* MATERIAL FOR THIS EXERCISE:

━━━━

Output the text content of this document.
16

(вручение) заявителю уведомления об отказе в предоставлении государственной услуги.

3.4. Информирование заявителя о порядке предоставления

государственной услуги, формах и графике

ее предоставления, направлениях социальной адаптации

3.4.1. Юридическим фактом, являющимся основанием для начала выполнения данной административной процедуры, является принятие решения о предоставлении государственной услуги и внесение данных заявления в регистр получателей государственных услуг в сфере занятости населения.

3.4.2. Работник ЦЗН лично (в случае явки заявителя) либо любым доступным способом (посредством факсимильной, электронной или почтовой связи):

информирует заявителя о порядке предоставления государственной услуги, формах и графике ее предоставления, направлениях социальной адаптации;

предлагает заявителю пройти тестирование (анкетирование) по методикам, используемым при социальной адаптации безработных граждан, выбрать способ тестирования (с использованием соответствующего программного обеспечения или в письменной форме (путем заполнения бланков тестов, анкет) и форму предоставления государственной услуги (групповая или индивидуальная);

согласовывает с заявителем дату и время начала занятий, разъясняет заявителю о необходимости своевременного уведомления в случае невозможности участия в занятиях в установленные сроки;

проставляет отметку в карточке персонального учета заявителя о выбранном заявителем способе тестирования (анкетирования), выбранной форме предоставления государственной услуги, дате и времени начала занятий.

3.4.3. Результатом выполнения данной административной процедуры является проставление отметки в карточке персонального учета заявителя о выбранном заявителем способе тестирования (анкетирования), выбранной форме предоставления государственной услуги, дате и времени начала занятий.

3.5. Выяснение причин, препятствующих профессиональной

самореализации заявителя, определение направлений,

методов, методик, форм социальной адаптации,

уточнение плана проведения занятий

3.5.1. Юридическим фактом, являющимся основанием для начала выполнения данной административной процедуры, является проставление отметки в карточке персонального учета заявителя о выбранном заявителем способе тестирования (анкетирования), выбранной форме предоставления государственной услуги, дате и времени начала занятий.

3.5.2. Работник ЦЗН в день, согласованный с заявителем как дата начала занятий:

━━━━

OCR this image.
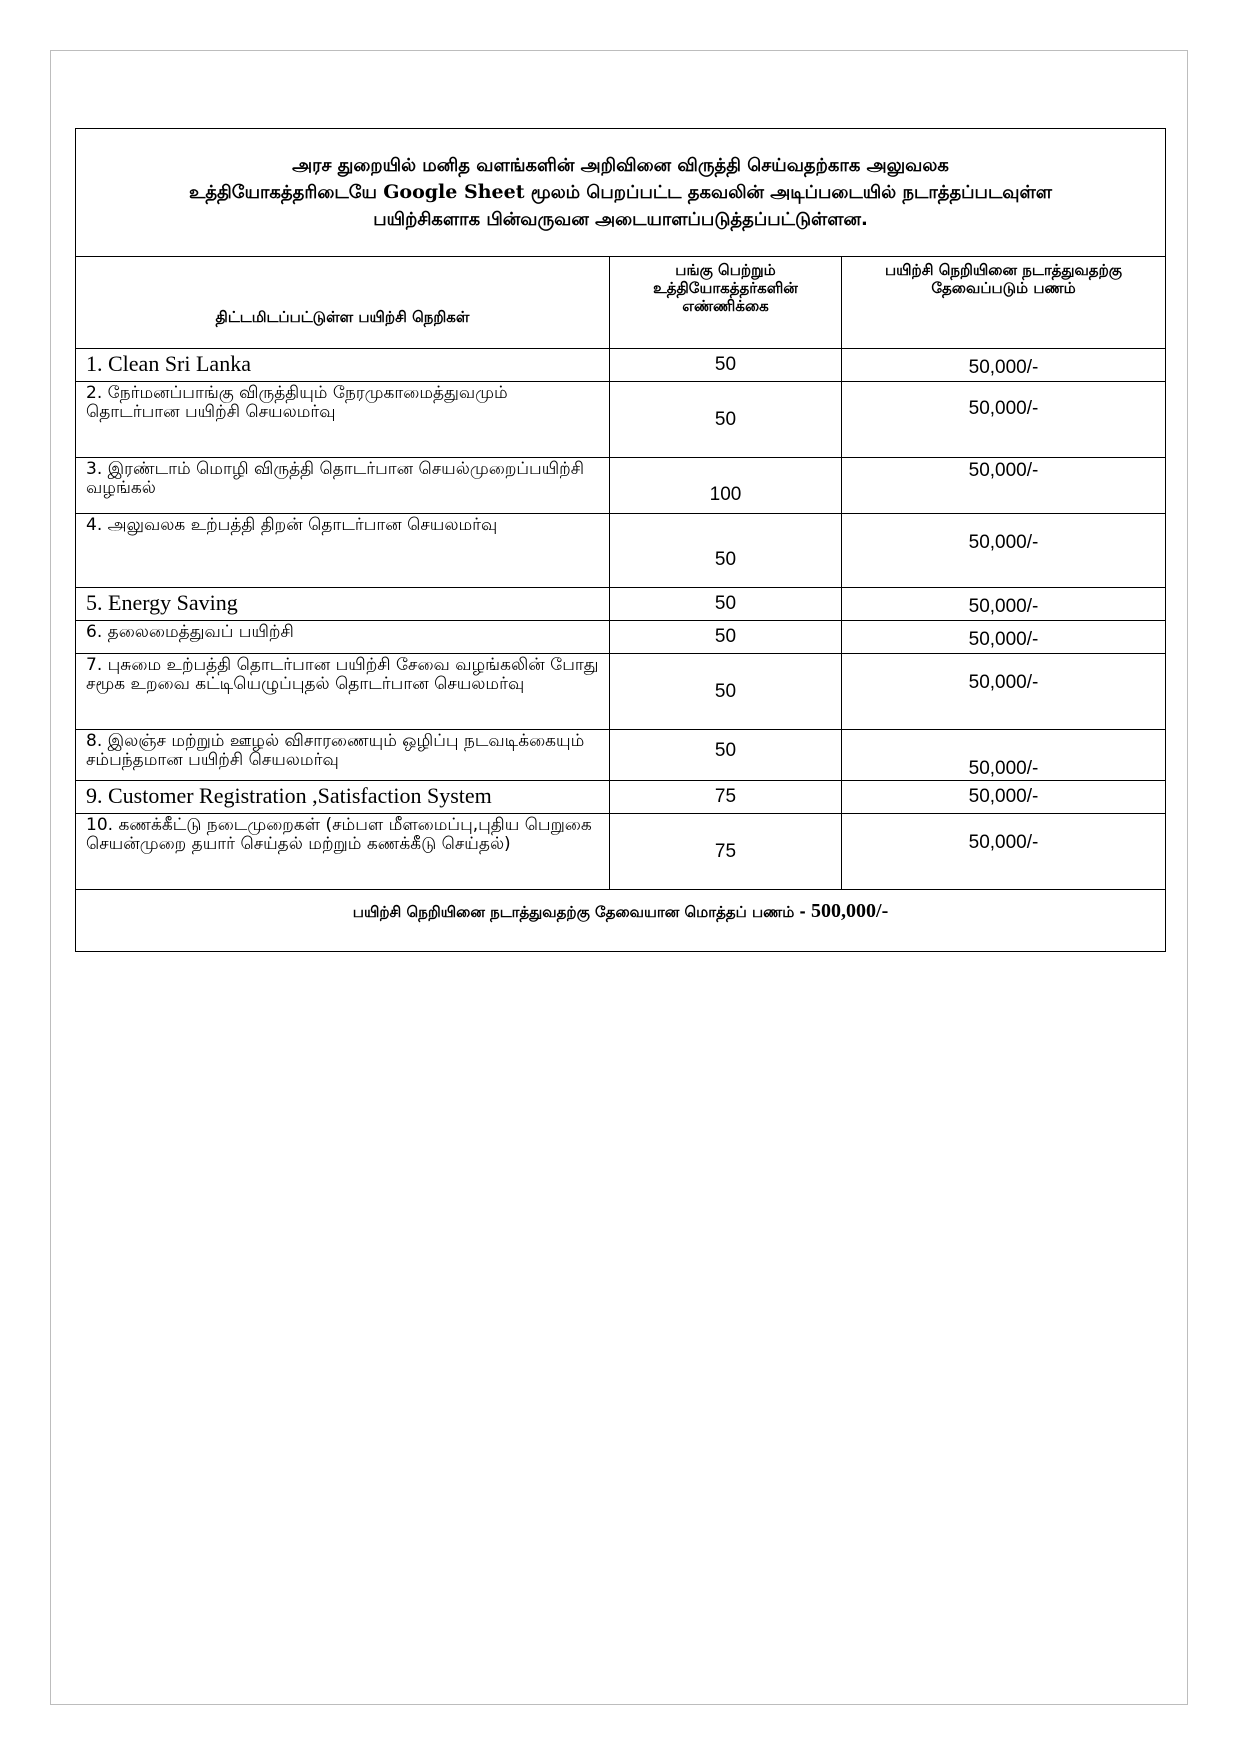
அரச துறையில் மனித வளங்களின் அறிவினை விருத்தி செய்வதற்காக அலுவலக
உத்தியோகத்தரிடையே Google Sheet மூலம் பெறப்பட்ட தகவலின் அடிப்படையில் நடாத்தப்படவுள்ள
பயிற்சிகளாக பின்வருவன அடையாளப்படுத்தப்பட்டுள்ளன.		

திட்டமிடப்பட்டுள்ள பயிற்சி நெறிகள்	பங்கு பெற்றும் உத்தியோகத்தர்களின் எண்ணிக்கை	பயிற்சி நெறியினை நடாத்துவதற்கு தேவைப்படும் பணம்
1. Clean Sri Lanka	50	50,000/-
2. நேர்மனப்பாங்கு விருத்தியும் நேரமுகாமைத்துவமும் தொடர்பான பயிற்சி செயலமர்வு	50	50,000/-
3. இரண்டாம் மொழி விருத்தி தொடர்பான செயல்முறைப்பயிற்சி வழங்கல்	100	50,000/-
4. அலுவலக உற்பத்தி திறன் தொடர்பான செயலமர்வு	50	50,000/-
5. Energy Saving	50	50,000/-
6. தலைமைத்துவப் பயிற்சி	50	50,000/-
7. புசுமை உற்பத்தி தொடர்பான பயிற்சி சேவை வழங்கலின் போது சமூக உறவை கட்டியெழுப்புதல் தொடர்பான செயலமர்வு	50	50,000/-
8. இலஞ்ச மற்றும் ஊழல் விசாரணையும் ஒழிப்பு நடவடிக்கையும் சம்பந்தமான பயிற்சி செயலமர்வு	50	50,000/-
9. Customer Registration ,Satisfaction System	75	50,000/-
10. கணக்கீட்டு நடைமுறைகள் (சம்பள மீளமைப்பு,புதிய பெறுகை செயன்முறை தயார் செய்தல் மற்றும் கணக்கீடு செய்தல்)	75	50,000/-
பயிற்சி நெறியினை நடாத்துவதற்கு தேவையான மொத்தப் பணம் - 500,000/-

━━━━

* TASK DETAILS:
In the entries above, find each line with the word "фактом" and show it.

* SOLUTION TO THE PROBLEM:
3.4.1. Юридическим фактом, являющимся основанием для начала выполнения данной административной процедуры, является принятие решения о предоставлении государственной услуги и внесение данных заявления в регистр получателей государственных услуг в сфере занятости населения.
3.5.1. Юридическим фактом, являющимся основанием для начала выполнения данной административной процедуры, является проставление отметки в карточке персонального учета заявителя о выбранном заявителем способе тестирования (анкетирования), выбранной форме предоставления государственной услуги, дате и времени начала занятий.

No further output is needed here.